--- Given entries ---
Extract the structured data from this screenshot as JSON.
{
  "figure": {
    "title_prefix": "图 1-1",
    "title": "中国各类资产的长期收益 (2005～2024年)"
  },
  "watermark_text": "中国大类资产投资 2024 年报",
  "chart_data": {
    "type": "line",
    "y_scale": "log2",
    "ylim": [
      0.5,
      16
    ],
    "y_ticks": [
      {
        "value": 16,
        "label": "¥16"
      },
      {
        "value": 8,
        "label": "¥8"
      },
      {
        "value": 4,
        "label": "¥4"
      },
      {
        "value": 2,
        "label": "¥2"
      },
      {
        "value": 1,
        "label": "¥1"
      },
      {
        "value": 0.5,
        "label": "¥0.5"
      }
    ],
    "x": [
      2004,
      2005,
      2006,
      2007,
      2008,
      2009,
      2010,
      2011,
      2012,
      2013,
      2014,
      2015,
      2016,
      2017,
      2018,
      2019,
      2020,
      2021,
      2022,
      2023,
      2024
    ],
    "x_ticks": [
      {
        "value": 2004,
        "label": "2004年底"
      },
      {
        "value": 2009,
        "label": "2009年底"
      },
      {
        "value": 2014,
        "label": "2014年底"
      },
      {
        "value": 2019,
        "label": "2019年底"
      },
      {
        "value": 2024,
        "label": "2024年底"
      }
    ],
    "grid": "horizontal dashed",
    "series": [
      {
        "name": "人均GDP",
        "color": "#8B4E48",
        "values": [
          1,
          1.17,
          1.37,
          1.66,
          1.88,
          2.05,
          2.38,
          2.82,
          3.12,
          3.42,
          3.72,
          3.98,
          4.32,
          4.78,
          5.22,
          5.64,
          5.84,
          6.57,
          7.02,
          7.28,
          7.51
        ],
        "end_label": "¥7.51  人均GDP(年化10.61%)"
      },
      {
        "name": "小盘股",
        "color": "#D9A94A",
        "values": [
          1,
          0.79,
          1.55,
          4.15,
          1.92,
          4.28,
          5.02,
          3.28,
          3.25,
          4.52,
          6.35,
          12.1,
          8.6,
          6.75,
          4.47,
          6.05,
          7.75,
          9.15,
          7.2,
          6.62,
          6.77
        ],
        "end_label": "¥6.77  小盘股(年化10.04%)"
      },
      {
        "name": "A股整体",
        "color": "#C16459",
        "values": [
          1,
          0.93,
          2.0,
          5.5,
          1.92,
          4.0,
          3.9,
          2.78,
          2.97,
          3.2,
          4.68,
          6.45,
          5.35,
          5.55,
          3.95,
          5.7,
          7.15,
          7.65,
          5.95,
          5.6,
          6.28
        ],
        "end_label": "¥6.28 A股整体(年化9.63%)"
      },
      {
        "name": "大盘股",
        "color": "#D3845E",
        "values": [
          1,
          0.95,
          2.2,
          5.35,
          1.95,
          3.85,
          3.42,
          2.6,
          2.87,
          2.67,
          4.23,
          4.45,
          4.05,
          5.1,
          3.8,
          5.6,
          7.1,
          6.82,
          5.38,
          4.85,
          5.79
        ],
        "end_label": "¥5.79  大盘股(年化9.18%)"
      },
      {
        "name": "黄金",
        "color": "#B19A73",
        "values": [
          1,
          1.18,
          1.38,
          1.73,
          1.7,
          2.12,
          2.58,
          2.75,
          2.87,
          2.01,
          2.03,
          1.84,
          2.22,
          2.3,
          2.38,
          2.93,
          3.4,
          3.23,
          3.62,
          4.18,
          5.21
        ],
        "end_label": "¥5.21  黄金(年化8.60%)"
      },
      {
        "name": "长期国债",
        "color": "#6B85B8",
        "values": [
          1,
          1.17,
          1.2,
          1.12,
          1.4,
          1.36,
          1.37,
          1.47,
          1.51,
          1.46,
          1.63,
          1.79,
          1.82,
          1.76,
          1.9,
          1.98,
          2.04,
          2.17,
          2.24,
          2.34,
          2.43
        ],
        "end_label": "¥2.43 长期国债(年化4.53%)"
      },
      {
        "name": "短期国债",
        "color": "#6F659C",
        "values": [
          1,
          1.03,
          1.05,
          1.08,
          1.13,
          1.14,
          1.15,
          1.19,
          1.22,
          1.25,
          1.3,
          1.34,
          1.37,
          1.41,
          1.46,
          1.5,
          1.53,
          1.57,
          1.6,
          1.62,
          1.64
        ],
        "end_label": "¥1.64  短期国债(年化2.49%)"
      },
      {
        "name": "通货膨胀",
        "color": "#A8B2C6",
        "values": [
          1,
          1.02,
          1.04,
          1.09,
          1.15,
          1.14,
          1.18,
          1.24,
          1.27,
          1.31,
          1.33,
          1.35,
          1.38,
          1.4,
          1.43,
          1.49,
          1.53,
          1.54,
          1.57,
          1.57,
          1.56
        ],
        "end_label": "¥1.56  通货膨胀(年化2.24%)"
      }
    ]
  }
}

--- Brief ---
Every line above should be printed again exactly as it stands.

--- Solved problem ---
Extract the structured data from this screenshot as JSON.
{
  "figure": {
    "title_prefix": "图 1-1",
    "title": "中国各类资产的长期收益 (2005～2024年)"
  },
  "watermark_text": "中国大类资产投资 2024 年报",
  "chart_data": {
    "type": "line",
    "y_scale": "log2",
    "ylim": [
      0.5,
      16
    ],
    "y_ticks": [
      {
        "value": 16,
        "label": "¥16"
      },
      {
        "value": 8,
        "label": "¥8"
      },
      {
        "value": 4,
        "label": "¥4"
      },
      {
        "value": 2,
        "label": "¥2"
      },
      {
        "value": 1,
        "label": "¥1"
      },
      {
        "value": 0.5,
        "label": "¥0.5"
      }
    ],
    "x": [
      2004,
      2005,
      2006,
      2007,
      2008,
      2009,
      2010,
      2011,
      2012,
      2013,
      2014,
      2015,
      2016,
      2017,
      2018,
      2019,
      2020,
      2021,
      2022,
      2023,
      2024
    ],
    "x_ticks": [
      {
        "value": 2004,
        "label": "2004年底"
      },
      {
        "value": 2009,
        "label": "2009年底"
      },
      {
        "value": 2014,
        "label": "2014年底"
      },
      {
        "value": 2019,
        "label": "2019年底"
      },
      {
        "value": 2024,
        "label": "2024年底"
      }
    ],
    "grid": "horizontal dashed",
    "series": [
      {
        "name": "人均GDP",
        "color": "#8B4E48",
        "values": [
          1,
          1.17,
          1.37,
          1.66,
          1.88,
          2.05,
          2.38,
          2.82,
          3.12,
          3.42,
          3.72,
          3.98,
          4.32,
          4.78,
          5.22,
          5.64,
          5.84,
          6.57,
          7.02,
          7.28,
          7.51
        ],
        "end_label": "¥7.51  人均GDP(年化10.61%)"
      },
      {
        "name": "小盘股",
        "color": "#D9A94A",
        "values": [
          1,
          0.79,
          1.55,
          4.15,
          1.92,
          4.28,
          5.02,
          3.28,
          3.25,
          4.52,
          6.35,
          12.1,
          8.6,
          6.75,
          4.47,
          6.05,
          7.75,
          9.15,
          7.2,
          6.62,
          6.77
        ],
        "end_label": "¥6.77  小盘股(年化10.04%)"
      },
      {
        "name": "A股整体",
        "color": "#C16459",
        "values": [
          1,
          0.93,
          2.0,
          5.5,
          1.92,
          4.0,
          3.9,
          2.78,
          2.97,
          3.2,
          4.68,
          6.45,
          5.35,
          5.55,
          3.95,
          5.7,
          7.15,
          7.65,
          5.95,
          5.6,
          6.28
        ],
        "end_label": "¥6.28 A股整体(年化9.63%)"
      },
      {
        "name": "大盘股",
        "color": "#D3845E",
        "values": [
          1,
          0.95,
          2.2,
          5.35,
          1.95,
          3.85,
          3.42,
          2.6,
          2.87,
          2.67,
          4.23,
          4.45,
          4.05,
          5.1,
          3.8,
          5.6,
          7.1,
          6.82,
          5.38,
          4.85,
          5.79
        ],
        "end_label": "¥5.79  大盘股(年化9.18%)"
      },
      {
        "name": "黄金",
        "color": "#B19A73",
        "values": [
          1,
          1.18,
          1.38,
          1.73,
          1.7,
          2.12,
          2.58,
          2.75,
          2.87,
          2.01,
          2.03,
          1.84,
          2.22,
          2.3,
          2.38,
          2.93,
          3.4,
          3.23,
          3.62,
          4.18,
          5.21
        ],
        "end_label": "¥5.21  黄金(年化8.60%)"
      },
      {
        "name": "长期国债",
        "color": "#6B85B8",
        "values": [
          1,
          1.17,
          1.2,
          1.12,
          1.4,
          1.36,
          1.37,
          1.47,
          1.51,
          1.46,
          1.63,
          1.79,
          1.82,
          1.76,
          1.9,
          1.98,
          2.04,
          2.17,
          2.24,
          2.34,
          2.43
        ],
        "end_label": "¥2.43 长期国债(年化4.53%)"
      },
      {
        "name": "短期国债",
        "color": "#6F659C",
        "values": [
          1,
          1.03,
          1.05,
          1.08,
          1.13,
          1.14,
          1.15,
          1.19,
          1.22,
          1.25,
          1.3,
          1.34,
          1.37,
          1.41,
          1.46,
          1.5,
          1.53,
          1.57,
          1.6,
          1.62,
          1.64
        ],
        "end_label": "¥1.64  短期国债(年化2.49%)"
      },
      {
        "name": "通货膨胀",
        "color": "#A8B2C6",
        "values": [
          1,
          1.02,
          1.04,
          1.09,
          1.15,
          1.14,
          1.18,
          1.24,
          1.27,
          1.31,
          1.33,
          1.35,
          1.38,
          1.4,
          1.43,
          1.49,
          1.53,
          1.54,
          1.57,
          1.57,
          1.56
        ],
        "end_label": "¥1.56  通货膨胀(年化2.24%)"
      }
    ]
  }
}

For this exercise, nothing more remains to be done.